## Problem description
In the entries below, find the lines that contain the word "orientation" and copy them.

## Data supplied

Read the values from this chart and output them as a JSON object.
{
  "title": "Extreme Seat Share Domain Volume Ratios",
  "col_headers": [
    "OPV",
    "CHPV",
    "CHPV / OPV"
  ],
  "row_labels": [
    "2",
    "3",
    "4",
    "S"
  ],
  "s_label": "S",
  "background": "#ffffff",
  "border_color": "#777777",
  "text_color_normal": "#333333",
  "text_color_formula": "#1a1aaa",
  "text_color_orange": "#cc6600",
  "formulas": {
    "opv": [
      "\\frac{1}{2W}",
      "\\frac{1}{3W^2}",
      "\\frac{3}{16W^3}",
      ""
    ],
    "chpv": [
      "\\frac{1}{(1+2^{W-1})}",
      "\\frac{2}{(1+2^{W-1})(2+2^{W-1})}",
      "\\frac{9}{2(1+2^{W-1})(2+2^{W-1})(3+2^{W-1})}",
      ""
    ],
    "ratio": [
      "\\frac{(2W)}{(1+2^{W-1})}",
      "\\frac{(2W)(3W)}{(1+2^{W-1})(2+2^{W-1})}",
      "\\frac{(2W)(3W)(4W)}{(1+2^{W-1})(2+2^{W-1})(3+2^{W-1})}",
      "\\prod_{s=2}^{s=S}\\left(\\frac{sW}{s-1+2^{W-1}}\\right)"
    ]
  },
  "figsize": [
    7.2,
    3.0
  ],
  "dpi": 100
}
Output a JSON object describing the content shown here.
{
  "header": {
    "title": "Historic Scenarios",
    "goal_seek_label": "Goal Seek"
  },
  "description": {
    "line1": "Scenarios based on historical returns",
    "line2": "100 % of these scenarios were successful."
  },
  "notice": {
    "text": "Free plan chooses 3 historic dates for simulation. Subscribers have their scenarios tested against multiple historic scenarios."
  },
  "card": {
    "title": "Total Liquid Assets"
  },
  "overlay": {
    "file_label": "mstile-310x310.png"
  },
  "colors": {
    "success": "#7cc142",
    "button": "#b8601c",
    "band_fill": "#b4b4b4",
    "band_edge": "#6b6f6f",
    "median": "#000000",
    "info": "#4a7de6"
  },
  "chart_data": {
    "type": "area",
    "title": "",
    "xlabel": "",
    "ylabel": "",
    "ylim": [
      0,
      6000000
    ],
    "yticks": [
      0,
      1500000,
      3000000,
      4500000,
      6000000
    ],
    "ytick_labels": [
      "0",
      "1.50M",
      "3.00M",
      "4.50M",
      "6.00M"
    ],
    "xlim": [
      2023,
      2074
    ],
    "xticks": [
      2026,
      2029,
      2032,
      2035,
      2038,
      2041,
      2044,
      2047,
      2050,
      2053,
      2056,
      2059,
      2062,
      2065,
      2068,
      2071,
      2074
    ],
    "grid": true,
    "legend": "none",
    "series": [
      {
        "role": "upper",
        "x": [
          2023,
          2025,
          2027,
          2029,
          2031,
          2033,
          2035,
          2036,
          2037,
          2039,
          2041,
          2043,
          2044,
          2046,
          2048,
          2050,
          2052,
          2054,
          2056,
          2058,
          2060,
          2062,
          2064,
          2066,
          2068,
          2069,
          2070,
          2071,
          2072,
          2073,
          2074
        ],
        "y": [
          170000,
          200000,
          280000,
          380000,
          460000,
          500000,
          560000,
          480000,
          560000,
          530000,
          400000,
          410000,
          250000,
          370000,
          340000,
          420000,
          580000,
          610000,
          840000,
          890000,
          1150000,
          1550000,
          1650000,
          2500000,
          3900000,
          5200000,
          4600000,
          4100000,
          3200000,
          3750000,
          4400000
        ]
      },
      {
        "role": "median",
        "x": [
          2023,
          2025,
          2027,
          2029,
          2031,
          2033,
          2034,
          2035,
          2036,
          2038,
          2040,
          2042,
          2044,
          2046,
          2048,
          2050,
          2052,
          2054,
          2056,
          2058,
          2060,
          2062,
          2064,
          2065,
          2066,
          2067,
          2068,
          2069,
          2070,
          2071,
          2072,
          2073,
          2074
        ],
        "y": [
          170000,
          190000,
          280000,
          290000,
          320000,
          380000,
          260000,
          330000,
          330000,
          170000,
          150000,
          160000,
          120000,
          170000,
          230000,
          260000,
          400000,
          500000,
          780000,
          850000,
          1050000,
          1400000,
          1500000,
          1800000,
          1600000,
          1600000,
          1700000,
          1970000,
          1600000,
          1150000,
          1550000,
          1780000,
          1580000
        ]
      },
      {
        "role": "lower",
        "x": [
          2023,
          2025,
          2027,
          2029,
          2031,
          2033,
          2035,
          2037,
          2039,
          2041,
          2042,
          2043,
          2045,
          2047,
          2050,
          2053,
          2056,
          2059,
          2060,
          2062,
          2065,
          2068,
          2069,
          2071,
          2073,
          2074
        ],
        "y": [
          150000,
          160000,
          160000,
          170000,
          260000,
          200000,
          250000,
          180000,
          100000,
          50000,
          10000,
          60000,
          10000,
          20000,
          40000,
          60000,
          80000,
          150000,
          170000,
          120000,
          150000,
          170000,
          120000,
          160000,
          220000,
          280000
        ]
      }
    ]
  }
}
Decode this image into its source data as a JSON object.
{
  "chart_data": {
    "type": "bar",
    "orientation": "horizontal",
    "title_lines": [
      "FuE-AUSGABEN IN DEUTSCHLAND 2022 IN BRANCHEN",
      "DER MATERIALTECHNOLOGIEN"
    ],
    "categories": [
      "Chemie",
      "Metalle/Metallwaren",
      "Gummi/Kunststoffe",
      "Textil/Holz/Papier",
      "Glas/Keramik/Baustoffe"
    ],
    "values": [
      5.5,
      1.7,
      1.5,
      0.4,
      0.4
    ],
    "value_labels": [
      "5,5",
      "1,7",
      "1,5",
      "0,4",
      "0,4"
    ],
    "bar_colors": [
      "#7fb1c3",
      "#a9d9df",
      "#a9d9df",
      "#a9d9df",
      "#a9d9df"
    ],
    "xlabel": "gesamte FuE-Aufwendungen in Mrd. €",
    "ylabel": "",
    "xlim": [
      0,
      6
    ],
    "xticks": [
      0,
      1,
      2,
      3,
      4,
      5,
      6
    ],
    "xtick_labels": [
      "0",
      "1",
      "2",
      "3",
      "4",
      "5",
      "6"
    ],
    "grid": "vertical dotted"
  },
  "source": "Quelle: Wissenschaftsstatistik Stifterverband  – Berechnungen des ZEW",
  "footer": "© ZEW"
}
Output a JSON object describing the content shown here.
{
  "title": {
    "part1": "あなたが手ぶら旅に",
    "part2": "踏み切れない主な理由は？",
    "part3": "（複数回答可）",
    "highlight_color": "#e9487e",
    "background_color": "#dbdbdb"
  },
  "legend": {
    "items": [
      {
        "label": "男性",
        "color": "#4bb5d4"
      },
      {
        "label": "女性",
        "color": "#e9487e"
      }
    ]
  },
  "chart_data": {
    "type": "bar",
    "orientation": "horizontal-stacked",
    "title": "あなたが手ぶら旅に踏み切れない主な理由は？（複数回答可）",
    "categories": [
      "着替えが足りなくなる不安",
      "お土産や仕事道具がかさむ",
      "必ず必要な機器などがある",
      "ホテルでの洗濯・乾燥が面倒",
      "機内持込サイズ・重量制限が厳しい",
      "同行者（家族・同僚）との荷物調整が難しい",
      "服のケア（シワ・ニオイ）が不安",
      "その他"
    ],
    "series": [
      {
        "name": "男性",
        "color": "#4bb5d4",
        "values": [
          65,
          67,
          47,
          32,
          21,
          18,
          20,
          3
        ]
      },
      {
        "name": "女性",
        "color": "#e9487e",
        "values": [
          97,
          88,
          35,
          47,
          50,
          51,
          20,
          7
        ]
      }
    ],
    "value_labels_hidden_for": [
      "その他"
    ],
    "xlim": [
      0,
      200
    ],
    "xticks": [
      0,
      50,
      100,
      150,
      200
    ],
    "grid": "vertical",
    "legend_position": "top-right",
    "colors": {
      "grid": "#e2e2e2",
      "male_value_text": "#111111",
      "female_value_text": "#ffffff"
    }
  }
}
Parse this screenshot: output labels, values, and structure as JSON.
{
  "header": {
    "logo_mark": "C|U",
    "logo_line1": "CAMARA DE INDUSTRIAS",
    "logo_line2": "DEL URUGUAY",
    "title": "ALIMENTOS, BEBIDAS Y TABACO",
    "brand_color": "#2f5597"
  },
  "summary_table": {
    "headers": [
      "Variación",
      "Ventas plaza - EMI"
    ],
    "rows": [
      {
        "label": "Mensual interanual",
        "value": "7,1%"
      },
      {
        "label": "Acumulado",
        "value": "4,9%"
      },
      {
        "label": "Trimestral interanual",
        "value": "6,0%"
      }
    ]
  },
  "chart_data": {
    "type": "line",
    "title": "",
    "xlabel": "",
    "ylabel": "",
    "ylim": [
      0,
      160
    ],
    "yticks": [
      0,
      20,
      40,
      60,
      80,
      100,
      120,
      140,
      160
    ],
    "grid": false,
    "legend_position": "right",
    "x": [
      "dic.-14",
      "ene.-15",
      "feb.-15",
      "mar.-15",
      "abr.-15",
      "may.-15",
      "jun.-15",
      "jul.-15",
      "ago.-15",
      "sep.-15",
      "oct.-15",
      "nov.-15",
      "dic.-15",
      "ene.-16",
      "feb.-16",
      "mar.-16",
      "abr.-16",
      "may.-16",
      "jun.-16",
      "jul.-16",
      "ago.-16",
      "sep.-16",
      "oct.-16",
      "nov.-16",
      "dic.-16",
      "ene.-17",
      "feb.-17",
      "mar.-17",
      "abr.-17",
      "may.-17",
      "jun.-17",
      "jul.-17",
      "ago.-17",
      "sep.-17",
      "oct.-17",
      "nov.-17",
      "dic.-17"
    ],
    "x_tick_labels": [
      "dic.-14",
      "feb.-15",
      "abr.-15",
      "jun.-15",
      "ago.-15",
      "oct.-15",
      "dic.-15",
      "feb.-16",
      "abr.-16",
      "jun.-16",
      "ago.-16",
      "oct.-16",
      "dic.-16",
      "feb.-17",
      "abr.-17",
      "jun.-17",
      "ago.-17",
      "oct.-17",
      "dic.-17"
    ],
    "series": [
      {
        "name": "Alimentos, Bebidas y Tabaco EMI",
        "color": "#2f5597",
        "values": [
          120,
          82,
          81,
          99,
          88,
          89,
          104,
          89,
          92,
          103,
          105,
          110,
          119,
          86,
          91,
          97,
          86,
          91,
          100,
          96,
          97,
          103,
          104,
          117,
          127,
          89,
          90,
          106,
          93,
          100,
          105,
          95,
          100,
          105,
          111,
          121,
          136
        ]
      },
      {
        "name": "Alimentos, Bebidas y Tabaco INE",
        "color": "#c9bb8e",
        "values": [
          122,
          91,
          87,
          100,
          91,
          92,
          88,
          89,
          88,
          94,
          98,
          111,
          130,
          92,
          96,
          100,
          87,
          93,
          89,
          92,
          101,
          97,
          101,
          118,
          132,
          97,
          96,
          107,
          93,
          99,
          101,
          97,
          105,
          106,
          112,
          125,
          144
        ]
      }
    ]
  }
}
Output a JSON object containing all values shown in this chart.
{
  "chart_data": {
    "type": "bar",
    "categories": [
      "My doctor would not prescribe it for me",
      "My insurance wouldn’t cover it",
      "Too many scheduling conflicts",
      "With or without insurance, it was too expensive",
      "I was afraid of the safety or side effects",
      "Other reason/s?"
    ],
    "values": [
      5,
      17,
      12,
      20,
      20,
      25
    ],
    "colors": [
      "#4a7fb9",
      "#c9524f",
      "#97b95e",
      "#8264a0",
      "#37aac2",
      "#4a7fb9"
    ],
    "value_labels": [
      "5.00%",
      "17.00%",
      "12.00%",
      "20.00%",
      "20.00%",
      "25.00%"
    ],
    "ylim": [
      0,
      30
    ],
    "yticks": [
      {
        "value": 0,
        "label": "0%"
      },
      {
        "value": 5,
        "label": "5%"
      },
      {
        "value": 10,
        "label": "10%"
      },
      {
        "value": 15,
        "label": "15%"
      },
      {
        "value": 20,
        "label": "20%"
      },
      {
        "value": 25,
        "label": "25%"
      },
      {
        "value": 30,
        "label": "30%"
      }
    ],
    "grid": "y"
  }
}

## Result of the task
    "orientation": "horizontal",
    "orientation": "horizontal-stacked",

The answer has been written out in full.